— GIVEN REQUEST —
The records below must be copied in full; omit the images.

═══ TASK INPUTS

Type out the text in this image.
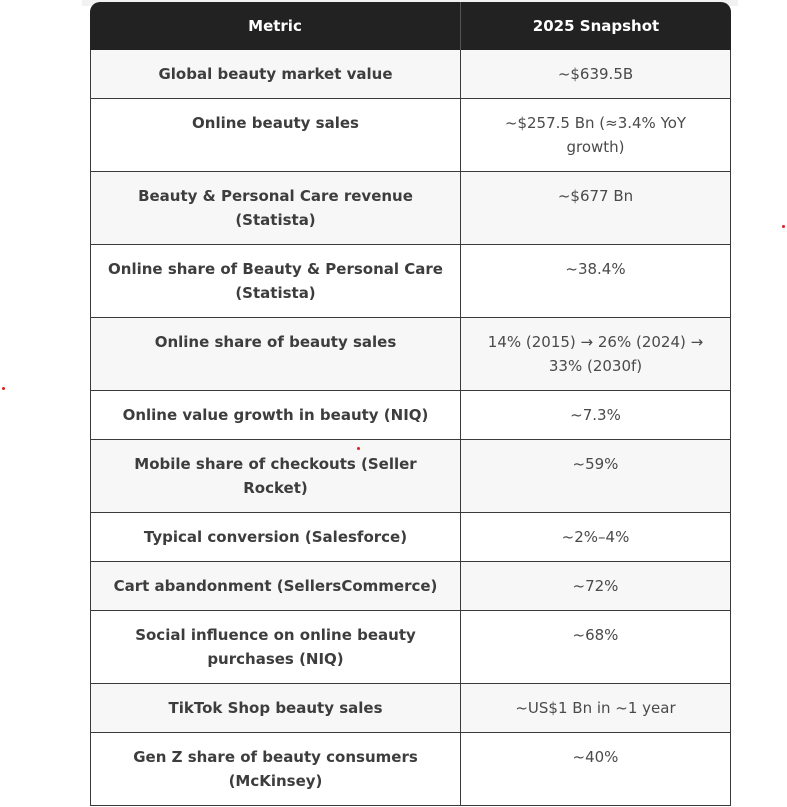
Metric	2025 Snapshot
Global beauty market value	~$639.5B
Online beauty sales	~$257.5 Bn (≈3.4% YoY growth)
Beauty & Personal Care revenue (Statista)	~$677 Bn
Online share of Beauty & Personal Care (Statista)	~38.4%
Online share of beauty sales	14% (2015) → 26% (2024) → 33% (2030f)
Online value growth in beauty (NIQ)	~7.3%
Mobile share of checkouts (Seller Rocket)	~59%
Typical conversion (Salesforce)	~2%–4%
Cart abandonment (SellersCommerce)	~72%
Social influence on online beauty purchases (NIQ)	~68%
TikTok Shop beauty sales	~US$1 Bn in ~1 year
Gen Z share of beauty consumers (McKinsey)	~40%
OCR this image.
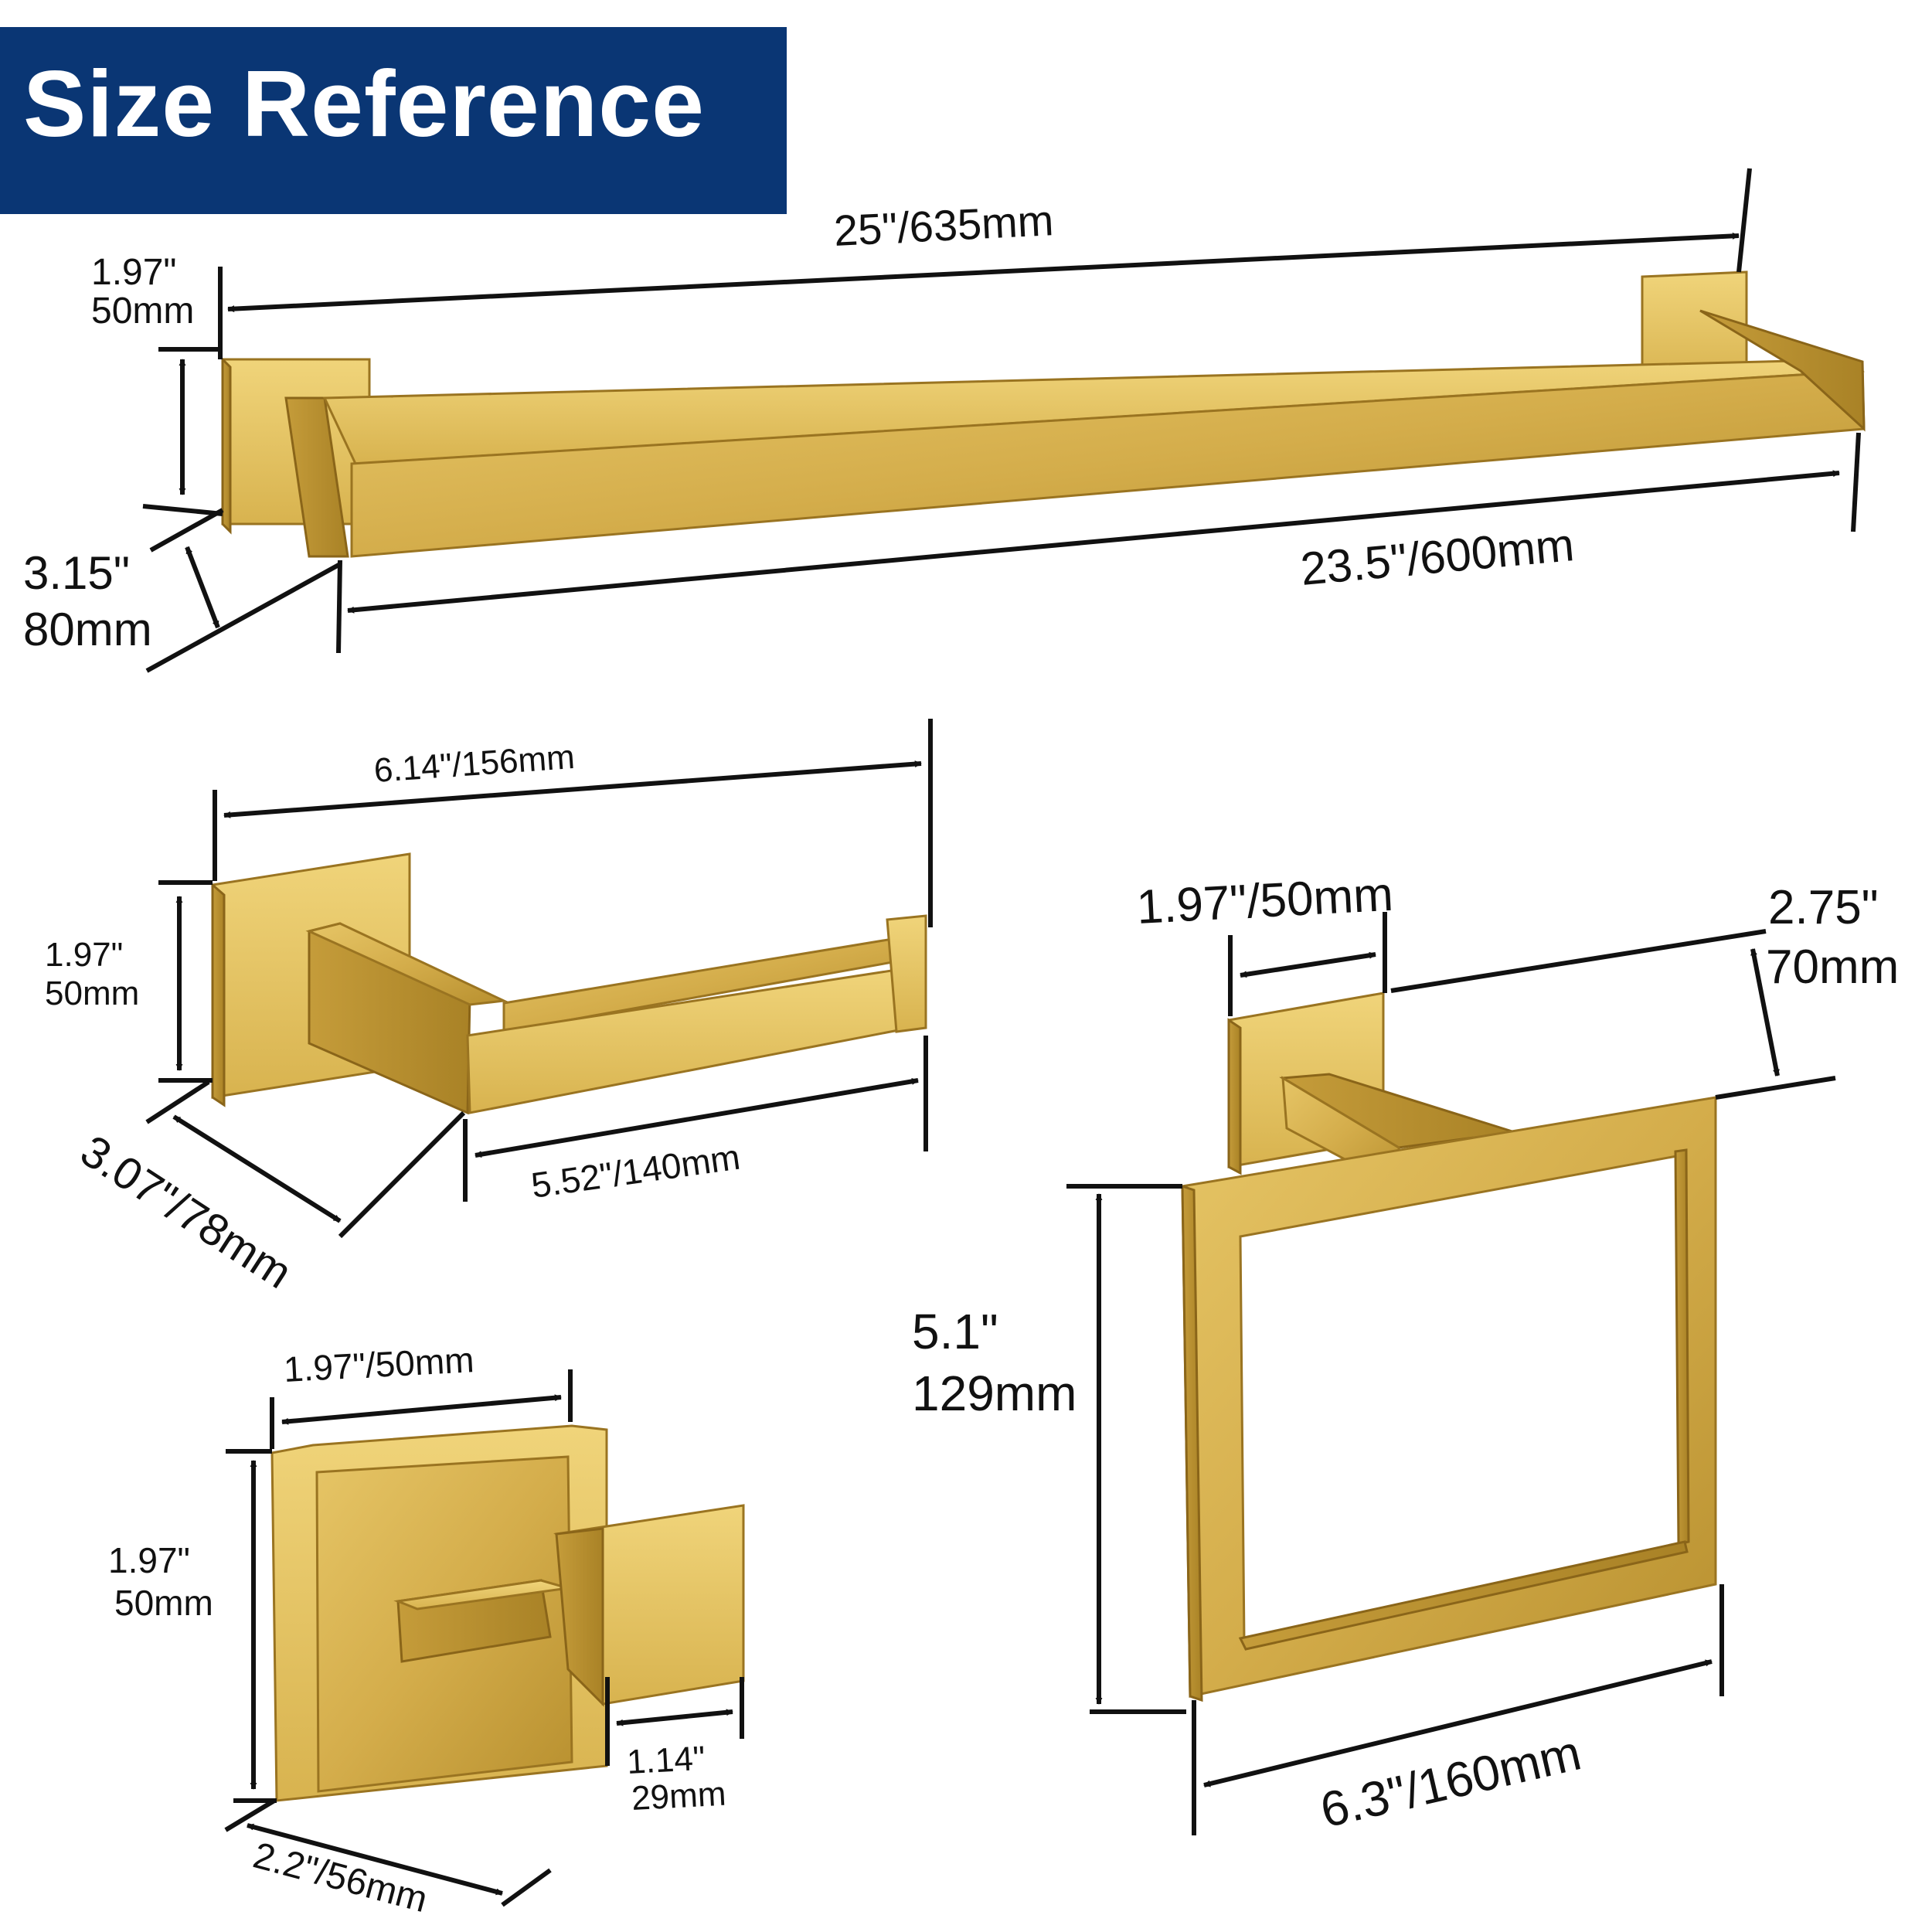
Size Reference
25"/635mm
1.97"
50mm
3.15"
80mm
23.5"/600mm
6.14"/156mm
1.97"
50mm
3.07"/78mm	5.52"/140mm
1.97"/50mm	2.75"
70mm
5.1"
129mm
6.3"/160mm
1.97"/50mm
1.97"
50mm
1.14"
29mm
2.2"/56mm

══════

— IN RESPONSE —
Type out the text in this image.
Metric	2025 Snapshot
Global beauty market value	~$639.5B
Online beauty sales	~$257.5 Bn (≈3.4% YoY growth)
Beauty & Personal Care revenue (Statista)	~$677 Bn
Online share of Beauty & Personal Care (Statista)	~38.4%
Online share of beauty sales	14% (2015) → 26% (2024) → 33% (2030f)
Online value growth in beauty (NIQ)	~7.3%
Mobile share of checkouts (Seller Rocket)	~59%
Typical conversion (Salesforce)	~2%–4%
Cart abandonment (SellersCommerce)	~72%
Social influence on online beauty purchases (NIQ)	~68%
TikTok Shop beauty sales	~US$1 Bn in ~1 year
Gen Z share of beauty consumers (McKinsey)	~40%
OCR this image.
Size Reference
25"/635mm
1.97"
50mm
3.15"
80mm
23.5"/600mm
6.14"/156mm
1.97"
50mm
3.07"/78mm	5.52"/140mm
1.97"/50mm	2.75"
70mm
5.1"
129mm
6.3"/160mm
1.97"/50mm
1.97"
50mm
1.14"
29mm
2.2"/56mm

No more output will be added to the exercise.